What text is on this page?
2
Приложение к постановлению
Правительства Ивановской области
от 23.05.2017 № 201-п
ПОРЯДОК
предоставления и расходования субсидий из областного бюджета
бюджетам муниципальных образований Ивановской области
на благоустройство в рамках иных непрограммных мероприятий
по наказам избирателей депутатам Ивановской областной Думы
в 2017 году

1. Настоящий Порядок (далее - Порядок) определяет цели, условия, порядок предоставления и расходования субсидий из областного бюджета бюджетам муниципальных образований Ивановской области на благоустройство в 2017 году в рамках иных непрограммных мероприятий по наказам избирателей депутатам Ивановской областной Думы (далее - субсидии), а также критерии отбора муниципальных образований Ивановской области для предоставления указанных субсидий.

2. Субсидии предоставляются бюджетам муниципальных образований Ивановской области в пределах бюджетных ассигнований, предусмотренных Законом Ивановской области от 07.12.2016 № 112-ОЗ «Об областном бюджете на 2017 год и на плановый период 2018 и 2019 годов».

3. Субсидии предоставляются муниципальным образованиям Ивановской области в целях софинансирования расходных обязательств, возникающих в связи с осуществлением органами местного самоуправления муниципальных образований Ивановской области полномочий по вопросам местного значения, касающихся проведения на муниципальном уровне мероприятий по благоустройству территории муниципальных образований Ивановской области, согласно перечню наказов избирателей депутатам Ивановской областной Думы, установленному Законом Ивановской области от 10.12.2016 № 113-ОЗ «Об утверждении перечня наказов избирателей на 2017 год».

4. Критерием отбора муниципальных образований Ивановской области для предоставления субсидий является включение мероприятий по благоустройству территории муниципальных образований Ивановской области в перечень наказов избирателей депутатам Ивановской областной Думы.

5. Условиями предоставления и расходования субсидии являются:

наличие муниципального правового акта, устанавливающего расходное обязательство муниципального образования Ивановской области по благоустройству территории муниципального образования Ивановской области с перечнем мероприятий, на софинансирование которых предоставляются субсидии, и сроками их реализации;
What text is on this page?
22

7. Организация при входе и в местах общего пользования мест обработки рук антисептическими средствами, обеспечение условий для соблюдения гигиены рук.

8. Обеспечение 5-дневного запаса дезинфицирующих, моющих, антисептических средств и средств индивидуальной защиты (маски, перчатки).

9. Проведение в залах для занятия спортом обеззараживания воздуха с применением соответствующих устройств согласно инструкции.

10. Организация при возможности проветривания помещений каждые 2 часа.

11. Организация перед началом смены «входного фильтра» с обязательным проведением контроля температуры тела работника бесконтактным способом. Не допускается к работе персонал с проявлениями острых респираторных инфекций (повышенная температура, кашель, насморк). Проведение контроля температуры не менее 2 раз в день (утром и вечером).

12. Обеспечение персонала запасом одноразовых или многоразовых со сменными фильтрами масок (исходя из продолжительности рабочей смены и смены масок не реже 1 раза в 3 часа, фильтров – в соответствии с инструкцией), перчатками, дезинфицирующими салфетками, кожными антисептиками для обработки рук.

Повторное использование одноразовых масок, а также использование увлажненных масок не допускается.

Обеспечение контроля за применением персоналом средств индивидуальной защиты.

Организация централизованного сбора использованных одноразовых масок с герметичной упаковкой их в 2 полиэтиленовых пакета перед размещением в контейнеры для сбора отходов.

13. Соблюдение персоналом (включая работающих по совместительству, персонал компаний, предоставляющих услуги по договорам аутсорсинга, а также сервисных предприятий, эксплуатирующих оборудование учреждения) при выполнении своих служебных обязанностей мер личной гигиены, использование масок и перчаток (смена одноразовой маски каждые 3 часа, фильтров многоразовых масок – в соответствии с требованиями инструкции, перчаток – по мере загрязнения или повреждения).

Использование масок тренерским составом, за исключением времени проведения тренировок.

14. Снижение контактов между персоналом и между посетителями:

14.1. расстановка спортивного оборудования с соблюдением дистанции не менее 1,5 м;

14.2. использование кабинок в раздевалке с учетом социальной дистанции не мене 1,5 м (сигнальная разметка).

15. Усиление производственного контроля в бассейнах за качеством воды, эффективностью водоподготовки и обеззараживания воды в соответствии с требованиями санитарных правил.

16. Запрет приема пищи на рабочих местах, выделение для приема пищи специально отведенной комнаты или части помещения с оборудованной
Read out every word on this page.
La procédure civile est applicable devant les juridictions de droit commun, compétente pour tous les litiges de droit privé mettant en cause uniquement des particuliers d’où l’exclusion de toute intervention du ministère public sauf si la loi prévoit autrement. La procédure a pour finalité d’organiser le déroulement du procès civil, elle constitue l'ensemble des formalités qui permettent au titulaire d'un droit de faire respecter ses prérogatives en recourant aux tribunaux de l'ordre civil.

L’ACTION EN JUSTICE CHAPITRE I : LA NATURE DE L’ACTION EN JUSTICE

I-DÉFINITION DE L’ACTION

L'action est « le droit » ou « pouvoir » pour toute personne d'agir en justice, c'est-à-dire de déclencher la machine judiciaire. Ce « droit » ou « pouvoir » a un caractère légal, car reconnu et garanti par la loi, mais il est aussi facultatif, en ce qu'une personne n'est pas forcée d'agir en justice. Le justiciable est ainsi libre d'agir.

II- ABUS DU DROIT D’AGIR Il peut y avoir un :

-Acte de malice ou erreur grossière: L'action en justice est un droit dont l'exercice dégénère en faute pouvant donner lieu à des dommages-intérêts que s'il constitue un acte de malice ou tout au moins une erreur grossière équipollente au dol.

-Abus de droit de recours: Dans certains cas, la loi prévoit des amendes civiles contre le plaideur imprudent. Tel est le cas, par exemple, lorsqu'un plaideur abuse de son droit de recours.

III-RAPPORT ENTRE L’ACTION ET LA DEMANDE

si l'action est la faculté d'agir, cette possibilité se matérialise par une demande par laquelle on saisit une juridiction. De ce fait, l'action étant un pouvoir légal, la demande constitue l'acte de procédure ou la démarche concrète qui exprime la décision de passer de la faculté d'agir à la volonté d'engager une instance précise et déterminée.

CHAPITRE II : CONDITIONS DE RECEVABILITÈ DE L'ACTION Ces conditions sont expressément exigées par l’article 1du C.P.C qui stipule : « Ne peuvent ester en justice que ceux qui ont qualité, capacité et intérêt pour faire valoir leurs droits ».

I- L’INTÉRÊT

----

◆ TASK REQUIREMENTS
Pick each line holding the word "субсидий" out of the data and copy it.

◆ ANSWER TO THE EXERCISE
предоставления и расходования субсидий из областного бюджета
1. Настоящий Порядок (далее - Порядок) определяет цели, условия, порядок предоставления и расходования субсидий из областного бюджета бюджетам муниципальных образований Ивановской области на благоустройство в 2017 году в рамках иных непрограммных мероприятий по наказам избирателей депутатам Ивановской областной Думы (далее - субсидии), а также критерии отбора муниципальных образований Ивановской области для предоставления указанных субсидий.
4. Критерием отбора муниципальных образований Ивановской области для предоставления субсидий является включение мероприятий по благоустройству территории муниципальных образований Ивановской области в перечень наказов избирателей депутатам Ивановской областной Думы.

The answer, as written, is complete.